(Given task)
Your task is to transcribe the data in full.
>> begin Excerpted data
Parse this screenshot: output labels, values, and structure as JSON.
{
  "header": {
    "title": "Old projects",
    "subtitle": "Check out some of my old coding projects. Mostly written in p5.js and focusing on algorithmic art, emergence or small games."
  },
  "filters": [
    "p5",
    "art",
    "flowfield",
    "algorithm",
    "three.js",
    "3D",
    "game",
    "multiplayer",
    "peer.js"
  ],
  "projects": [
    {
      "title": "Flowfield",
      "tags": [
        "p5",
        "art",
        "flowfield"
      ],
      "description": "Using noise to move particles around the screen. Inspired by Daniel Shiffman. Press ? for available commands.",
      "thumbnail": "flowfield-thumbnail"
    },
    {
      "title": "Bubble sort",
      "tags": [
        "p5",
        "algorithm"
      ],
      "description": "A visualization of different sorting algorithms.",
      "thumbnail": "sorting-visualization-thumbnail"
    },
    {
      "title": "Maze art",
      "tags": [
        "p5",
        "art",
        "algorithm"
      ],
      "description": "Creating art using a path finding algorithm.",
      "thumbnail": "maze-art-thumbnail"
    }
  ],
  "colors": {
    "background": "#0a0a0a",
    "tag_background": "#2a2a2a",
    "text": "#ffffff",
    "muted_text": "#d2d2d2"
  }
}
>> end Excerpted data
(Exercise result)
Parse this screenshot: output labels, values, and structure as JSON.
{
  "header": {
    "title": "Old projects",
    "subtitle": "Check out some of my old coding projects. Mostly written in p5.js and focusing on algorithmic art, emergence or small games."
  },
  "filters": [
    "p5",
    "art",
    "flowfield",
    "algorithm",
    "three.js",
    "3D",
    "game",
    "multiplayer",
    "peer.js"
  ],
  "projects": [
    {
      "title": "Flowfield",
      "tags": [
        "p5",
        "art",
        "flowfield"
      ],
      "description": "Using noise to move particles around the screen. Inspired by Daniel Shiffman. Press ? for available commands.",
      "thumbnail": "flowfield-thumbnail"
    },
    {
      "title": "Bubble sort",
      "tags": [
        "p5",
        "algorithm"
      ],
      "description": "A visualization of different sorting algorithms.",
      "thumbnail": "sorting-visualization-thumbnail"
    },
    {
      "title": "Maze art",
      "tags": [
        "p5",
        "art",
        "algorithm"
      ],
      "description": "Creating art using a path finding algorithm.",
      "thumbnail": "maze-art-thumbnail"
    }
  ],
  "colors": {
    "background": "#0a0a0a",
    "tag_background": "#2a2a2a",
    "text": "#ffffff",
    "muted_text": "#d2d2d2"
  }
}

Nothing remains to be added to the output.